DESCRIPTION OF THE TASK >> Check each line of the records below and collect those holding "конкурентной".
***** RECORDS SHOWN
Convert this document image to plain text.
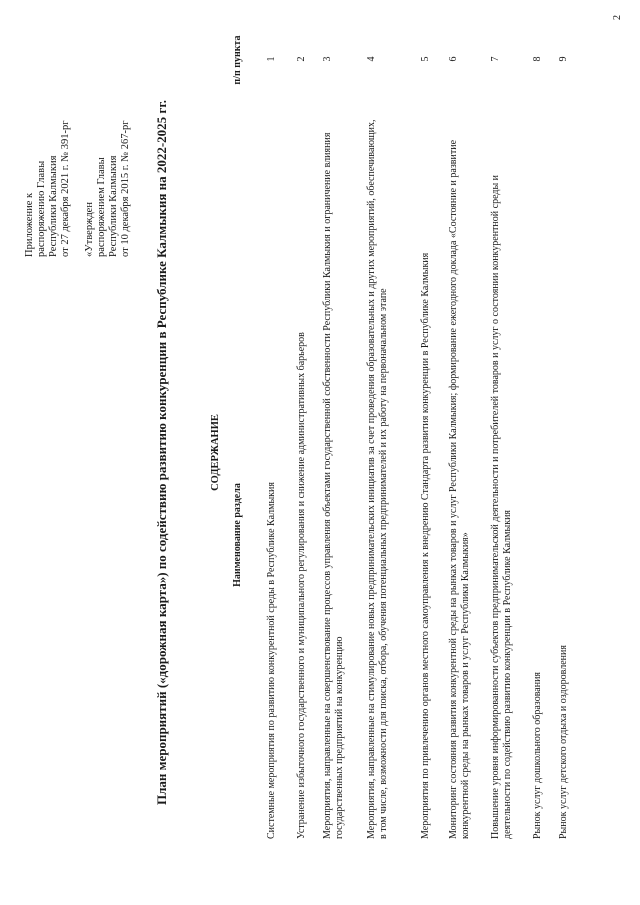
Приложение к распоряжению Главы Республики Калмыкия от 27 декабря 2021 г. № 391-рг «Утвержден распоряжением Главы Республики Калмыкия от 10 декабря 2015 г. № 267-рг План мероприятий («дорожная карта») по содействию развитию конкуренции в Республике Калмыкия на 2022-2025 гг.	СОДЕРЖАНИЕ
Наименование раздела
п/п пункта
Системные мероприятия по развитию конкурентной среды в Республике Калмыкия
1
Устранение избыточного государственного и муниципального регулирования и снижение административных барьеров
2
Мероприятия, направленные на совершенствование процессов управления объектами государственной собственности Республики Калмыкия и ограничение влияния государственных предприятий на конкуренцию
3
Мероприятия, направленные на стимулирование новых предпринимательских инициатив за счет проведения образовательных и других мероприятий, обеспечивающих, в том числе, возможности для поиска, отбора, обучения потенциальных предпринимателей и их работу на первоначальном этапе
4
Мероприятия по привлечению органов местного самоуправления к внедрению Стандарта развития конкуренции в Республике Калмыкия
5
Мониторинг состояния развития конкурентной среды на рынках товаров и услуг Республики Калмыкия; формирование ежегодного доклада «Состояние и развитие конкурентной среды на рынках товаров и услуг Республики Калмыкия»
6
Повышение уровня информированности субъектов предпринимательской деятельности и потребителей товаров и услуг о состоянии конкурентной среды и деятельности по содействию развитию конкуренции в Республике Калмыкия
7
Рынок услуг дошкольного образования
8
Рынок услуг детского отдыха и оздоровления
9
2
**********
***** RECORDS SHOWN
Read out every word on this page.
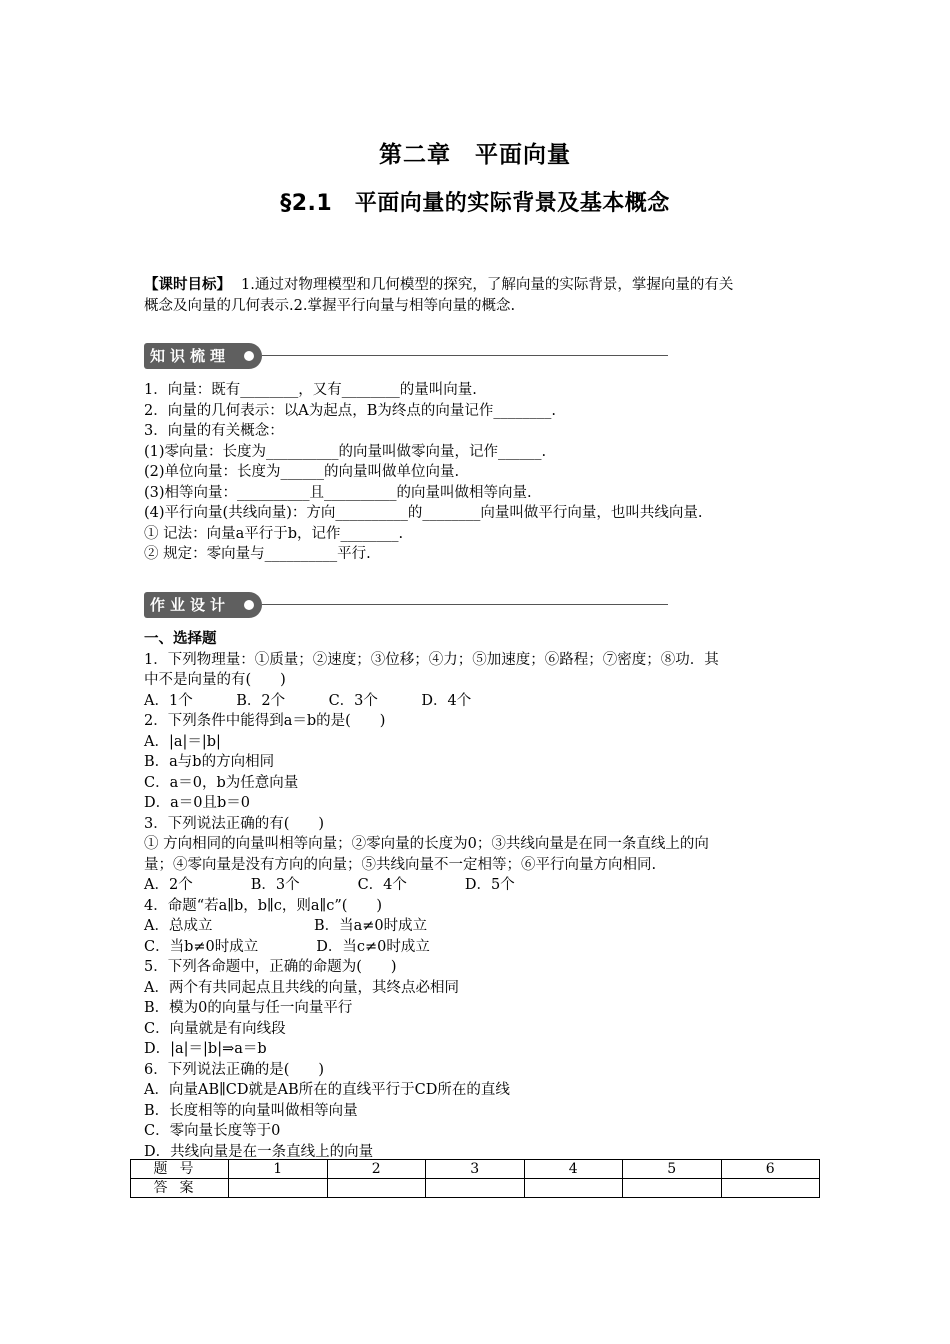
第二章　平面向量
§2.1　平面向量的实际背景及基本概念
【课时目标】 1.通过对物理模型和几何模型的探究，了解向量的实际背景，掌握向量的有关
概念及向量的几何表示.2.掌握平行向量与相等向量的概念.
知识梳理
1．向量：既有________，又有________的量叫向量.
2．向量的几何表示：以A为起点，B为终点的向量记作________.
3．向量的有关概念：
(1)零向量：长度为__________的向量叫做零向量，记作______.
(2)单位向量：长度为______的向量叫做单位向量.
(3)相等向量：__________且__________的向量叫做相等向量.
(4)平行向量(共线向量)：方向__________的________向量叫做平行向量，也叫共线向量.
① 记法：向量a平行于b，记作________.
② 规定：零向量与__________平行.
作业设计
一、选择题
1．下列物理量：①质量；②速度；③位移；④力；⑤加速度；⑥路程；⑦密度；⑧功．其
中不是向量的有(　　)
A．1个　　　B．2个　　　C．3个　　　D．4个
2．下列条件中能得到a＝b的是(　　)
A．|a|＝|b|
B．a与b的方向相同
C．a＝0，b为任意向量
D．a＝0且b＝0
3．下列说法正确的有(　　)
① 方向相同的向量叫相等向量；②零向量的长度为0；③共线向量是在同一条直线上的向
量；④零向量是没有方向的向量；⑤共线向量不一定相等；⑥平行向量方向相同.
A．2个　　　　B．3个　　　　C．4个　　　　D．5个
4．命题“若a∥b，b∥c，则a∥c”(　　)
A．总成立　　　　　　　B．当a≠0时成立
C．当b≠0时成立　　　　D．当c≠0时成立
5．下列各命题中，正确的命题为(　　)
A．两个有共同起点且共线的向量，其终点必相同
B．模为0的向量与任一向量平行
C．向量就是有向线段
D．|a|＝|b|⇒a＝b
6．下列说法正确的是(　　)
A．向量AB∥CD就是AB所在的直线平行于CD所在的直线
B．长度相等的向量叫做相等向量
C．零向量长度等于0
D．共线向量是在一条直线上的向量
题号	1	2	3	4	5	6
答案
**********
WRITTEN SOLUTION >>
Системные мероприятия по развитию конкурентной среды в Республике Калмыкия
Мониторинг состояния развития конкурентной среды на рынках товаров и услуг Республики Калмыкия; формирование ежегодного доклада «Состояние и развитие конкурентной среды на рынках товаров и услуг Республики Калмыкия»
Повышение уровня информированности субъектов предпринимательской деятельности и потребителей товаров и услуг о состоянии конкурентной среды и деятельности по содействию развитию конкуренции в Республике Калмыкия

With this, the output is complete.